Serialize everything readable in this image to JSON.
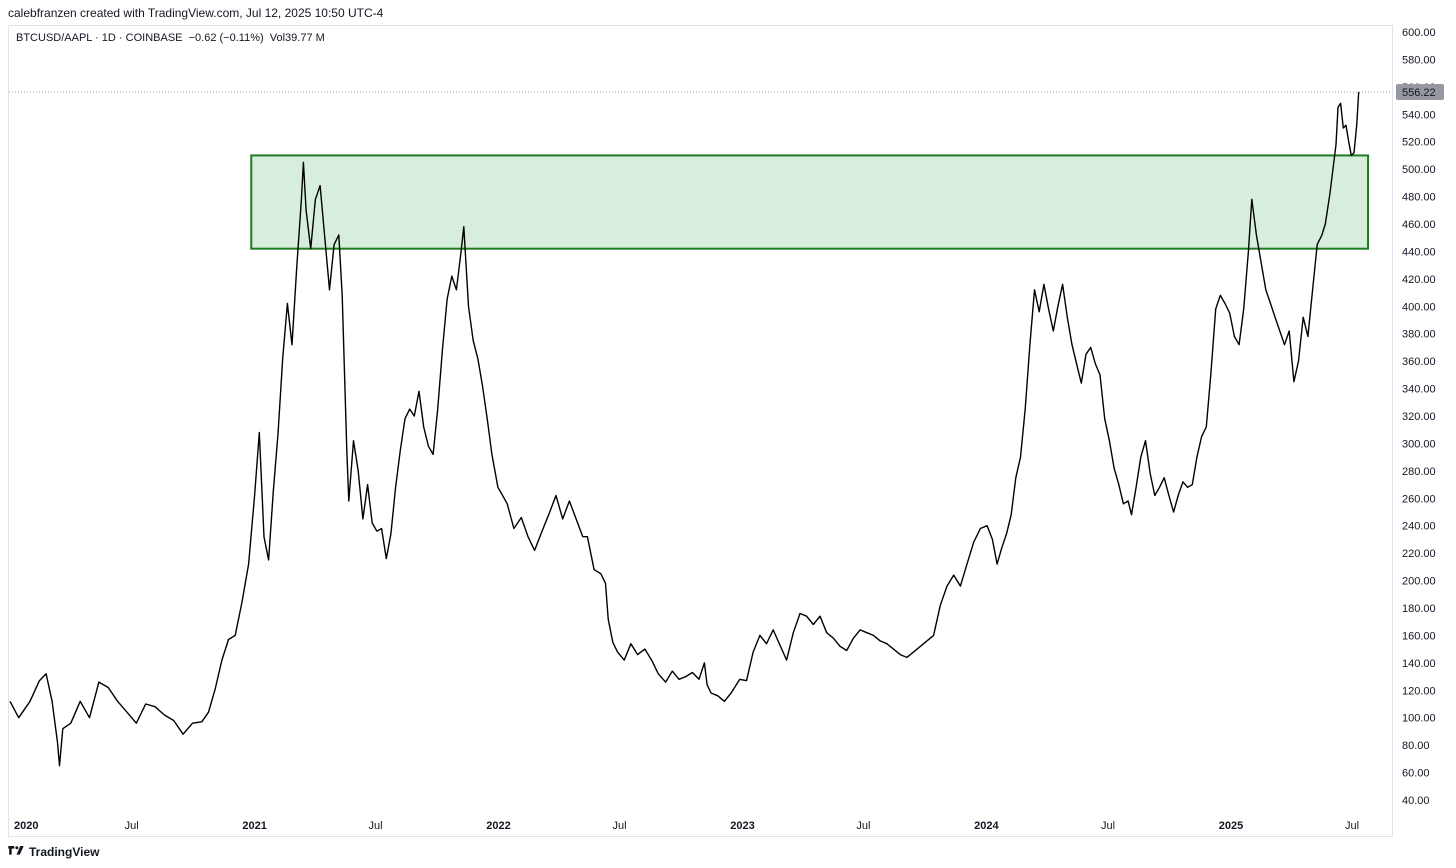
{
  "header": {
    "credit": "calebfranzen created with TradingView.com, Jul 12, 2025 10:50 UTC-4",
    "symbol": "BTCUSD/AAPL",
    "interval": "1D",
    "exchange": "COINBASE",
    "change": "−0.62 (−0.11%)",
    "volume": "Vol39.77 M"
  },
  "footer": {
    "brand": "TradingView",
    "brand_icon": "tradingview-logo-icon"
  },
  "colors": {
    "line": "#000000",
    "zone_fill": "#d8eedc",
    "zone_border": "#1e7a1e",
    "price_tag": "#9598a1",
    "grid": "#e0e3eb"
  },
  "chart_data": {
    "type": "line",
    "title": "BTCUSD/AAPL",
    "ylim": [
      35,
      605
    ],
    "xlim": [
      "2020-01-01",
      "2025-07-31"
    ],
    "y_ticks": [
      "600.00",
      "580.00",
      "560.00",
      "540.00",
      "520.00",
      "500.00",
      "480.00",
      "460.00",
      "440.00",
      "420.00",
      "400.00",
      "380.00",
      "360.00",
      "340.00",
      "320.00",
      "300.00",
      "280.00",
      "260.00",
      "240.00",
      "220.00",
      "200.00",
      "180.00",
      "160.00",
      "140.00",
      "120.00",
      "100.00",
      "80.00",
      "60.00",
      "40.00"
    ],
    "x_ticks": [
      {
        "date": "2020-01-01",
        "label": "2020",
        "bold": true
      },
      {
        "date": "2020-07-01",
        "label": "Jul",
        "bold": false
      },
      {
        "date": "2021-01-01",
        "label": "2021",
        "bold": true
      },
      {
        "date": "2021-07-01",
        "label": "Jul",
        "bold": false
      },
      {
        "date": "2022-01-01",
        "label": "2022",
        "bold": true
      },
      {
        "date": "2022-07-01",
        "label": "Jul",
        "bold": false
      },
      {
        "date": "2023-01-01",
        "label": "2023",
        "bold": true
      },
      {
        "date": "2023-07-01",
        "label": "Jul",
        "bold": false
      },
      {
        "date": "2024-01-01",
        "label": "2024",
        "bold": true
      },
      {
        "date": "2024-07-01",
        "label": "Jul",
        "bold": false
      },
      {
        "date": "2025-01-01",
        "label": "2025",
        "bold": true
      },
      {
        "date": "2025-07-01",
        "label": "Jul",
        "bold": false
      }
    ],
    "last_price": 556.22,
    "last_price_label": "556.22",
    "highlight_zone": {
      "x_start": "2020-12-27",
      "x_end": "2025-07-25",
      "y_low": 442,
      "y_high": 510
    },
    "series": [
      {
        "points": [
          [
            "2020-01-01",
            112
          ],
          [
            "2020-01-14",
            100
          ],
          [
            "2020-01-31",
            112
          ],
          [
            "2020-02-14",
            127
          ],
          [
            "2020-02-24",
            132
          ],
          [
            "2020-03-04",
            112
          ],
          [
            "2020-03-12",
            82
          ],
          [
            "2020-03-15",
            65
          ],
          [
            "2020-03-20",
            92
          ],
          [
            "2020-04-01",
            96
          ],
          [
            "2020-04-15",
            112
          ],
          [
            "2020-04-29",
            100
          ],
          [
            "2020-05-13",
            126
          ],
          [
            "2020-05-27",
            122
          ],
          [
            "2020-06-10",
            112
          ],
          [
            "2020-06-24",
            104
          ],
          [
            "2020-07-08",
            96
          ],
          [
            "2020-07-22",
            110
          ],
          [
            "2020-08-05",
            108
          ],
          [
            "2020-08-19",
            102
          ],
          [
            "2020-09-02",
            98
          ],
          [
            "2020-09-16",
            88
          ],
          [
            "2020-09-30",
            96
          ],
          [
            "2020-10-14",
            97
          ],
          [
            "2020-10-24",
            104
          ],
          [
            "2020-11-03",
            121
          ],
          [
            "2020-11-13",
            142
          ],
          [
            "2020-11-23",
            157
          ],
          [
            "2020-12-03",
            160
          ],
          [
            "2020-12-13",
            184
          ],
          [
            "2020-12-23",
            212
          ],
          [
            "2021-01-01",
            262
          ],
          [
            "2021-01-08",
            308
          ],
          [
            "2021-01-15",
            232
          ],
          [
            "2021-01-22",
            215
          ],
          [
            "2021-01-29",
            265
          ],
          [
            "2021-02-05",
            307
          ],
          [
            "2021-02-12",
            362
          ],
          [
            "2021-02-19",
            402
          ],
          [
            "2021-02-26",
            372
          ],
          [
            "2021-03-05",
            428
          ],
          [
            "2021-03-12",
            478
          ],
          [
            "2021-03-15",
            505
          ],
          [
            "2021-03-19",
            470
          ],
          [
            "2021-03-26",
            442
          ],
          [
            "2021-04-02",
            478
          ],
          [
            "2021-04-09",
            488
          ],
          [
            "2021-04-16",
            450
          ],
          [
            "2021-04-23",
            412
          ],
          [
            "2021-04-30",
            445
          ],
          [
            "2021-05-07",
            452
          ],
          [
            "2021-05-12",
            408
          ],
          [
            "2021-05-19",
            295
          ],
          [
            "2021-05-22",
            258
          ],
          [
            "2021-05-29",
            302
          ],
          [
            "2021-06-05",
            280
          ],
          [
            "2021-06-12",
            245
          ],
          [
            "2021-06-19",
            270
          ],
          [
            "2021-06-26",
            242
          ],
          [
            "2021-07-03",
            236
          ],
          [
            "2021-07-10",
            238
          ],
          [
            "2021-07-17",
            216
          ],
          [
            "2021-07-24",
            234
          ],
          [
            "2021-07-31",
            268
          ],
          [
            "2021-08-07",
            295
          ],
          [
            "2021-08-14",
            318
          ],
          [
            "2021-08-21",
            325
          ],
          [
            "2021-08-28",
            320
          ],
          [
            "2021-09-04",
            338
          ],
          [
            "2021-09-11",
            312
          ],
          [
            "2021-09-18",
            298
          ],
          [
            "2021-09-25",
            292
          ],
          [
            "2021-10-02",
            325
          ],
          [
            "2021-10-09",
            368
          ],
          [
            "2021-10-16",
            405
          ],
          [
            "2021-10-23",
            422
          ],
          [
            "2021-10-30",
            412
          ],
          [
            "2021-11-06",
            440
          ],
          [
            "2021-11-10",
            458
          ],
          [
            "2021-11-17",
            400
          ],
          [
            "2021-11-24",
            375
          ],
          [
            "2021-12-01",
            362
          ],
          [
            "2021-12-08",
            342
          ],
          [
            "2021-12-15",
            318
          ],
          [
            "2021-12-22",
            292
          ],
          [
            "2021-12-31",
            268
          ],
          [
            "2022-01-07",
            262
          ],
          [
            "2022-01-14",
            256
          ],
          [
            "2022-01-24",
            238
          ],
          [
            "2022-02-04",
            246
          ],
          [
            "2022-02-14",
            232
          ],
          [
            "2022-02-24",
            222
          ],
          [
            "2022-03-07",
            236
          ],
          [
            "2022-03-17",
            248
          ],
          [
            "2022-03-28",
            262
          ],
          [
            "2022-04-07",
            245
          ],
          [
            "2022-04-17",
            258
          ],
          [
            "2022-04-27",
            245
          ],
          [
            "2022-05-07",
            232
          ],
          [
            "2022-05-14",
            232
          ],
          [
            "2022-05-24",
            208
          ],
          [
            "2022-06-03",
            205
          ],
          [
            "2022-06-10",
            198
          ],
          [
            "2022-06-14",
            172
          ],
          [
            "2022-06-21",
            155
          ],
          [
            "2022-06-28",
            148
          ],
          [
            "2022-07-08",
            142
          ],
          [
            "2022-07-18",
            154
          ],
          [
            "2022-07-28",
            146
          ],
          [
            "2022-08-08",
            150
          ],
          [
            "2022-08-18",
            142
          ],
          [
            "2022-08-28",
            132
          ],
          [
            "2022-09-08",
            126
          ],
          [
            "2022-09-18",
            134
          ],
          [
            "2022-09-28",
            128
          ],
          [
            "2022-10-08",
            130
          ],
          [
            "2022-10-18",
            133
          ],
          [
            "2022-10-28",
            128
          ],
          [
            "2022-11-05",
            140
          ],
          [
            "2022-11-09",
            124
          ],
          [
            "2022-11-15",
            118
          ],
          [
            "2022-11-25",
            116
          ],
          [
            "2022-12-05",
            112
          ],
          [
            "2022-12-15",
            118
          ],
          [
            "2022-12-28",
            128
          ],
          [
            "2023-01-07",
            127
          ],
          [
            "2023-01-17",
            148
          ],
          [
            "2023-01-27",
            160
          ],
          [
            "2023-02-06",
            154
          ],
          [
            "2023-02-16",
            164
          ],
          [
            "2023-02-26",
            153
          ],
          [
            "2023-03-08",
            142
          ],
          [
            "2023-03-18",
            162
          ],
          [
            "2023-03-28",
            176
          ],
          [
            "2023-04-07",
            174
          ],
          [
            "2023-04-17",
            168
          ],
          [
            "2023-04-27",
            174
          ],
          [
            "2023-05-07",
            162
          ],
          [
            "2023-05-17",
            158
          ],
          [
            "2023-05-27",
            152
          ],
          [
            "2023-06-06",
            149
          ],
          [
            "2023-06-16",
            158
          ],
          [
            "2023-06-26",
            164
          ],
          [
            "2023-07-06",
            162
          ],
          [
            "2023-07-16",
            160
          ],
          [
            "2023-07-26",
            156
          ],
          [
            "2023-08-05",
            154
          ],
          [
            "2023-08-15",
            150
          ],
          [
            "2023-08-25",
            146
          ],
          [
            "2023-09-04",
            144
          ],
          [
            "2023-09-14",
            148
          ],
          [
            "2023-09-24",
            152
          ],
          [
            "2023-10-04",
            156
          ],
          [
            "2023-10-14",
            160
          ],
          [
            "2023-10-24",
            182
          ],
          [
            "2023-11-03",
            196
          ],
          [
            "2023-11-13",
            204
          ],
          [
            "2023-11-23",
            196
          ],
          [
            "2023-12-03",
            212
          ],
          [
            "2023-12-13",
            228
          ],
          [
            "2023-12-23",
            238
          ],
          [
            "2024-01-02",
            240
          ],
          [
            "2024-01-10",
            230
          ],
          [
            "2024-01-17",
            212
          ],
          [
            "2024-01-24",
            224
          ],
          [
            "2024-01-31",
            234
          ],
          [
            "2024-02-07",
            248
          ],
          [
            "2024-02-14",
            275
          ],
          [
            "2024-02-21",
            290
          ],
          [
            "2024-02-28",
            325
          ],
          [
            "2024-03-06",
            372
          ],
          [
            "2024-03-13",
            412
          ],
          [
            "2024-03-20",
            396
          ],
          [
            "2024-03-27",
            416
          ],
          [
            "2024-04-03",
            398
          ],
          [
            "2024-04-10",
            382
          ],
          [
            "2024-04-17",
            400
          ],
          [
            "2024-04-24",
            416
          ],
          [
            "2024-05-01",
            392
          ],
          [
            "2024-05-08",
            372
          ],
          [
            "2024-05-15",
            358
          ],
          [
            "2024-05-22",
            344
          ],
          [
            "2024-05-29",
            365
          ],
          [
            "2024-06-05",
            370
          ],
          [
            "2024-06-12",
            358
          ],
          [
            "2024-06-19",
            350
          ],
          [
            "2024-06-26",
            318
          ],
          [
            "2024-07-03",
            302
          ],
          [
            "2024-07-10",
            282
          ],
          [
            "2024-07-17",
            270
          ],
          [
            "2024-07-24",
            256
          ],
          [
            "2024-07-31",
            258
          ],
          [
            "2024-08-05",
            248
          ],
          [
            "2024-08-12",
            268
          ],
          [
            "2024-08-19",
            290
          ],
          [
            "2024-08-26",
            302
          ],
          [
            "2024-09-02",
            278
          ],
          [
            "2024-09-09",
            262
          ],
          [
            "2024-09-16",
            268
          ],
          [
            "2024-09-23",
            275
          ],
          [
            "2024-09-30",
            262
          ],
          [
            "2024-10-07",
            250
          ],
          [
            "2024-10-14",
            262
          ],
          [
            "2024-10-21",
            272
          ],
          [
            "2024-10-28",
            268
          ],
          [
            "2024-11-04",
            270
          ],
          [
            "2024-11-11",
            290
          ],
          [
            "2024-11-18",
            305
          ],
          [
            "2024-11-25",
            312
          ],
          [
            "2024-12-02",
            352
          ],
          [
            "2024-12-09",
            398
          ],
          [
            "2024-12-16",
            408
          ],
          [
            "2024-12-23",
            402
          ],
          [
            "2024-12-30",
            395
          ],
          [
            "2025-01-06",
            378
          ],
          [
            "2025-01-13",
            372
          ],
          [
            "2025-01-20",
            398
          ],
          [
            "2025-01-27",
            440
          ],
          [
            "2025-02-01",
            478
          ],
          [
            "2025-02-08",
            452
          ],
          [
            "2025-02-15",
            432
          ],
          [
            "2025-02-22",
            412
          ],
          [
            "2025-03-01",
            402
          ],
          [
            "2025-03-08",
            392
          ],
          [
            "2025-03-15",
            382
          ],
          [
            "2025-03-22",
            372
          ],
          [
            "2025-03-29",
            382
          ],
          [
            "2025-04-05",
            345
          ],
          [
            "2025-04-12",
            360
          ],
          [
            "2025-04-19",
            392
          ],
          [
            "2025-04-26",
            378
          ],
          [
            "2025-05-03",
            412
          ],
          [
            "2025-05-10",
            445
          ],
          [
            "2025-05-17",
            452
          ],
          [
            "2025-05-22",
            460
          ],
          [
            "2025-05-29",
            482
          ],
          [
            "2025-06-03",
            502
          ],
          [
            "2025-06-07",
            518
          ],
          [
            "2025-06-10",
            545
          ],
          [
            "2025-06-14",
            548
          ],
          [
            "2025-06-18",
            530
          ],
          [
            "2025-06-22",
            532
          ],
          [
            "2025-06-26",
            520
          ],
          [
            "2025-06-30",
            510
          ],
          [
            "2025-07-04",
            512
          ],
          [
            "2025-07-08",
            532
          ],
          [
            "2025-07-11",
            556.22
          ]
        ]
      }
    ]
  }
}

━━━━━━━━

Exercise task
Using the listing above, return all lines where the word "AAPL" occurs.

Written response
    "symbol": "BTCUSD/AAPL",
    "title": "BTCUSD/AAPL",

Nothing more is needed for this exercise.